[Extracted data entries]
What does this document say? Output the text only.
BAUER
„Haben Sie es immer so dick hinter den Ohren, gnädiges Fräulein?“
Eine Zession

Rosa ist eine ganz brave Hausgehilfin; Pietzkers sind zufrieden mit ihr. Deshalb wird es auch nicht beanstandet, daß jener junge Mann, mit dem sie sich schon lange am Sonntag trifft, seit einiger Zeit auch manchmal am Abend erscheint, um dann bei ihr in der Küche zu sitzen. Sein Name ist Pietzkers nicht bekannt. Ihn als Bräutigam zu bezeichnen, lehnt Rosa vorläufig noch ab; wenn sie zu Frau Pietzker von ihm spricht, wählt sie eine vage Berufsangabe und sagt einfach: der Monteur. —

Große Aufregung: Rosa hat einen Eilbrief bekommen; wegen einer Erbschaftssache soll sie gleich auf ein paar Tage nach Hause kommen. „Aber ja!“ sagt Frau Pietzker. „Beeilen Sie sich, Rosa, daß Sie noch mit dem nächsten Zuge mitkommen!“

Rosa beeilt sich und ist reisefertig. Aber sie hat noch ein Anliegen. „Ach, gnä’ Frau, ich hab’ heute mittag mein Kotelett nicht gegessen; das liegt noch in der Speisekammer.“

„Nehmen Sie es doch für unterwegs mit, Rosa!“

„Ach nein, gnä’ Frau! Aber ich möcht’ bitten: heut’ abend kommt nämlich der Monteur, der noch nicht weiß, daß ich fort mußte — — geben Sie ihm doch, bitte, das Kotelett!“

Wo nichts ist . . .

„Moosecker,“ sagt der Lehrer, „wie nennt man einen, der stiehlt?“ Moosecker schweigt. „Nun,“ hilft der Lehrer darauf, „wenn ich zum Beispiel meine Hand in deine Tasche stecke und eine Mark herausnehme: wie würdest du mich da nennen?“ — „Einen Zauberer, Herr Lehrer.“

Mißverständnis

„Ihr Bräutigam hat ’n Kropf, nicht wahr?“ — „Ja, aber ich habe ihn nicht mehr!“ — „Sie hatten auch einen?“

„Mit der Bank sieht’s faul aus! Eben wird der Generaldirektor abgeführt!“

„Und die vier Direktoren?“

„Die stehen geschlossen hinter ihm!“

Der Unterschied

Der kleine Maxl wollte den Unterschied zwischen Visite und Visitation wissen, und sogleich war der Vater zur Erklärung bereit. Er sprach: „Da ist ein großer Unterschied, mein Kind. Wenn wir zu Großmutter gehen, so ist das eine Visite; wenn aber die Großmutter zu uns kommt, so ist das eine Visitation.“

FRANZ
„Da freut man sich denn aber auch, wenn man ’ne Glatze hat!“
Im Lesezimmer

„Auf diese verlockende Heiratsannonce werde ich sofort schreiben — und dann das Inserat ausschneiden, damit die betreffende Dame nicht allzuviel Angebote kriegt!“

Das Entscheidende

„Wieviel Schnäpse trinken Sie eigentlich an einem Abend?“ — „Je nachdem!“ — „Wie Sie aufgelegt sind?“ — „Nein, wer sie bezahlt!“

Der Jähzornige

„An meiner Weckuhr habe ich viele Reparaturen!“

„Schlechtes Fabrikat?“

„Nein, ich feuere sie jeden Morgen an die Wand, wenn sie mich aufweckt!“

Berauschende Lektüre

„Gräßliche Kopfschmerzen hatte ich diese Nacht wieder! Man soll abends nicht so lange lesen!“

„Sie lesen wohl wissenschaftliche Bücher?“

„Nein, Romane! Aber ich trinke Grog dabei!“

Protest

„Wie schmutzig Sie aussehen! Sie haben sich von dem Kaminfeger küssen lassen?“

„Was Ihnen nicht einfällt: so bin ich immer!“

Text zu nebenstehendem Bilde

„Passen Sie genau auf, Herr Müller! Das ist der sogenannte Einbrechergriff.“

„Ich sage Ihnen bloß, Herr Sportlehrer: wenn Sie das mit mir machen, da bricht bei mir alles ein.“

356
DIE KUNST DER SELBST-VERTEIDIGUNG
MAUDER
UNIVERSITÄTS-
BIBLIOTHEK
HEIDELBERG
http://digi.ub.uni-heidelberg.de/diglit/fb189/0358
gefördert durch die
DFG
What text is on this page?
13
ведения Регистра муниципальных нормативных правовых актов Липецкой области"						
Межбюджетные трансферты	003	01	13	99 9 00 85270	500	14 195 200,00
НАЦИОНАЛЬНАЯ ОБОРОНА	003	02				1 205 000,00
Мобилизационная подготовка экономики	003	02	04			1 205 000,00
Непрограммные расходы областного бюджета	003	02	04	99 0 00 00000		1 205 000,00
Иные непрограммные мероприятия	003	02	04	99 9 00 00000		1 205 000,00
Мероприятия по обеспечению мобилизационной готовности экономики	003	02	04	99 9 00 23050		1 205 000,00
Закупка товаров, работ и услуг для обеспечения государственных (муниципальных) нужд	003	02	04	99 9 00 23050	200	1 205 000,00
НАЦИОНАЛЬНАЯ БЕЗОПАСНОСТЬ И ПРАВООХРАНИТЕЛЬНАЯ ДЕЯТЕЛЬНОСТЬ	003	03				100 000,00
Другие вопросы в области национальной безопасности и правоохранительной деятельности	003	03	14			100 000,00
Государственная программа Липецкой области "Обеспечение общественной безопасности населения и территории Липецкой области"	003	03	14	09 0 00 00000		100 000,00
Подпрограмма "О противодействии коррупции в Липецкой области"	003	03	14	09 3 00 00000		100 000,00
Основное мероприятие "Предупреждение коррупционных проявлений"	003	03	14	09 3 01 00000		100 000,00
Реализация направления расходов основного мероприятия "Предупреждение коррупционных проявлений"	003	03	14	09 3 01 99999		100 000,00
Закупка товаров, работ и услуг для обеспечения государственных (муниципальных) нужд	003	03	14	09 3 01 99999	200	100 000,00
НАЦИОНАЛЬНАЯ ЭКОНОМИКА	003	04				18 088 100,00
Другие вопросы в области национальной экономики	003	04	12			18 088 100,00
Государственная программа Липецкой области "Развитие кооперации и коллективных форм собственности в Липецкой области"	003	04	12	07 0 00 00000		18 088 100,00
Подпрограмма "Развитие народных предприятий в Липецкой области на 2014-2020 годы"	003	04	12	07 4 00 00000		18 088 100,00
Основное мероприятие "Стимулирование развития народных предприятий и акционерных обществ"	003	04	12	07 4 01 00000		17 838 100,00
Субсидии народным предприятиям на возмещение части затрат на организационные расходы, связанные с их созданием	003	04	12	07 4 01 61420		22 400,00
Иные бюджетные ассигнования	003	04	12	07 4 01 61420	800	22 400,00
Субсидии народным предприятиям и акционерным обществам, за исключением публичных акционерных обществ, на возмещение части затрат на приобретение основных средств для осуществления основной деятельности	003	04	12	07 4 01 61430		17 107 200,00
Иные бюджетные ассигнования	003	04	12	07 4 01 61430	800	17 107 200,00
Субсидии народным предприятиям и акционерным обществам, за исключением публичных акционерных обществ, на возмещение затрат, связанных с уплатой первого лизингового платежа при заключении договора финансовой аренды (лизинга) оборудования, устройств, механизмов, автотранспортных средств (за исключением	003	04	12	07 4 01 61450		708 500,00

WHAT TO WORK ON
Output the records verbatim, from the first line to the last.

SOLUTION FOR THIS PROBLEM
What does this document say? Output the text only.
BAUER
„Haben Sie es immer so dick hinter den Ohren, gnädiges Fräulein?“
Eine Zession

Rosa ist eine ganz brave Hausgehilfin; Pietzkers sind zufrieden mit ihr. Deshalb wird es auch nicht beanstandet, daß jener junge Mann, mit dem sie sich schon lange am Sonntag trifft, seit einiger Zeit auch manchmal am Abend erscheint, um dann bei ihr in der Küche zu sitzen. Sein Name ist Pietzkers nicht bekannt. Ihn als Bräutigam zu bezeichnen, lehnt Rosa vorläufig noch ab; wenn sie zu Frau Pietzker von ihm spricht, wählt sie eine vage Berufsangabe und sagt einfach: der Monteur. —

Große Aufregung: Rosa hat einen Eilbrief bekommen; wegen einer Erbschaftssache soll sie gleich auf ein paar Tage nach Hause kommen. „Aber ja!“ sagt Frau Pietzker. „Beeilen Sie sich, Rosa, daß Sie noch mit dem nächsten Zuge mitkommen!“

Rosa beeilt sich und ist reisefertig. Aber sie hat noch ein Anliegen. „Ach, gnä’ Frau, ich hab’ heute mittag mein Kotelett nicht gegessen; das liegt noch in der Speisekammer.“

„Nehmen Sie es doch für unterwegs mit, Rosa!“

„Ach nein, gnä’ Frau! Aber ich möcht’ bitten: heut’ abend kommt nämlich der Monteur, der noch nicht weiß, daß ich fort mußte — — geben Sie ihm doch, bitte, das Kotelett!“

Wo nichts ist . . .

„Moosecker,“ sagt der Lehrer, „wie nennt man einen, der stiehlt?“ Moosecker schweigt. „Nun,“ hilft der Lehrer darauf, „wenn ich zum Beispiel meine Hand in deine Tasche stecke und eine Mark herausnehme: wie würdest du mich da nennen?“ — „Einen Zauberer, Herr Lehrer.“

Mißverständnis

„Ihr Bräutigam hat ’n Kropf, nicht wahr?“ — „Ja, aber ich habe ihn nicht mehr!“ — „Sie hatten auch einen?“

„Mit der Bank sieht’s faul aus! Eben wird der Generaldirektor abgeführt!“

„Und die vier Direktoren?“

„Die stehen geschlossen hinter ihm!“

Der Unterschied

Der kleine Maxl wollte den Unterschied zwischen Visite und Visitation wissen, und sogleich war der Vater zur Erklärung bereit. Er sprach: „Da ist ein großer Unterschied, mein Kind. Wenn wir zu Großmutter gehen, so ist das eine Visite; wenn aber die Großmutter zu uns kommt, so ist das eine Visitation.“

FRANZ
„Da freut man sich denn aber auch, wenn man ’ne Glatze hat!“
Im Lesezimmer

„Auf diese verlockende Heiratsannonce werde ich sofort schreiben — und dann das Inserat ausschneiden, damit die betreffende Dame nicht allzuviel Angebote kriegt!“

Das Entscheidende

„Wieviel Schnäpse trinken Sie eigentlich an einem Abend?“ — „Je nachdem!“ — „Wie Sie aufgelegt sind?“ — „Nein, wer sie bezahlt!“

Der Jähzornige

„An meiner Weckuhr habe ich viele Reparaturen!“

„Schlechtes Fabrikat?“

„Nein, ich feuere sie jeden Morgen an die Wand, wenn sie mich aufweckt!“

Berauschende Lektüre

„Gräßliche Kopfschmerzen hatte ich diese Nacht wieder! Man soll abends nicht so lange lesen!“

„Sie lesen wohl wissenschaftliche Bücher?“

„Nein, Romane! Aber ich trinke Grog dabei!“

Protest

„Wie schmutzig Sie aussehen! Sie haben sich von dem Kaminfeger küssen lassen?“

„Was Ihnen nicht einfällt: so bin ich immer!“

Text zu nebenstehendem Bilde

„Passen Sie genau auf, Herr Müller! Das ist der sogenannte Einbrechergriff.“

„Ich sage Ihnen bloß, Herr Sportlehrer: wenn Sie das mit mir machen, da bricht bei mir alles ein.“

356
DIE KUNST DER SELBST-VERTEIDIGUNG
MAUDER
UNIVERSITÄTS-
BIBLIOTHEK
HEIDELBERG
http://digi.ub.uni-heidelberg.de/diglit/fb189/0358
gefördert durch die
DFG
What text is on this page?
13
ведения Регистра муниципальных нормативных правовых актов Липецкой области"						
Межбюджетные трансферты	003	01	13	99 9 00 85270	500	14 195 200,00
НАЦИОНАЛЬНАЯ ОБОРОНА	003	02				1 205 000,00
Мобилизационная подготовка экономики	003	02	04			1 205 000,00
Непрограммные расходы областного бюджета	003	02	04	99 0 00 00000		1 205 000,00
Иные непрограммные мероприятия	003	02	04	99 9 00 00000		1 205 000,00
Мероприятия по обеспечению мобилизационной готовности экономики	003	02	04	99 9 00 23050		1 205 000,00
Закупка товаров, работ и услуг для обеспечения государственных (муниципальных) нужд	003	02	04	99 9 00 23050	200	1 205 000,00
НАЦИОНАЛЬНАЯ БЕЗОПАСНОСТЬ И ПРАВООХРАНИТЕЛЬНАЯ ДЕЯТЕЛЬНОСТЬ	003	03				100 000,00
Другие вопросы в области национальной безопасности и правоохранительной деятельности	003	03	14			100 000,00
Государственная программа Липецкой области "Обеспечение общественной безопасности населения и территории Липецкой области"	003	03	14	09 0 00 00000		100 000,00
Подпрограмма "О противодействии коррупции в Липецкой области"	003	03	14	09 3 00 00000		100 000,00
Основное мероприятие "Предупреждение коррупционных проявлений"	003	03	14	09 3 01 00000		100 000,00
Реализация направления расходов основного мероприятия "Предупреждение коррупционных проявлений"	003	03	14	09 3 01 99999		100 000,00
Закупка товаров, работ и услуг для обеспечения государственных (муниципальных) нужд	003	03	14	09 3 01 99999	200	100 000,00
НАЦИОНАЛЬНАЯ ЭКОНОМИКА	003	04				18 088 100,00
Другие вопросы в области национальной экономики	003	04	12			18 088 100,00
Государственная программа Липецкой области "Развитие кооперации и коллективных форм собственности в Липецкой области"	003	04	12	07 0 00 00000		18 088 100,00
Подпрограмма "Развитие народных предприятий в Липецкой области на 2014-2020 годы"	003	04	12	07 4 00 00000		18 088 100,00
Основное мероприятие "Стимулирование развития народных предприятий и акционерных обществ"	003	04	12	07 4 01 00000		17 838 100,00
Субсидии народным предприятиям на возмещение части затрат на организационные расходы, связанные с их созданием	003	04	12	07 4 01 61420		22 400,00
Иные бюджетные ассигнования	003	04	12	07 4 01 61420	800	22 400,00
Субсидии народным предприятиям и акционерным обществам, за исключением публичных акционерных обществ, на возмещение части затрат на приобретение основных средств для осуществления основной деятельности	003	04	12	07 4 01 61430		17 107 200,00
Иные бюджетные ассигнования	003	04	12	07 4 01 61430	800	17 107 200,00
Субсидии народным предприятиям и акционерным обществам, за исключением публичных акционерных обществ, на возмещение затрат, связанных с уплатой первого лизингового платежа при заключении договора финансовой аренды (лизинга) оборудования, устройств, механизмов, автотранспортных средств (за исключением	003	04	12	07 4 01 61450		708 500,00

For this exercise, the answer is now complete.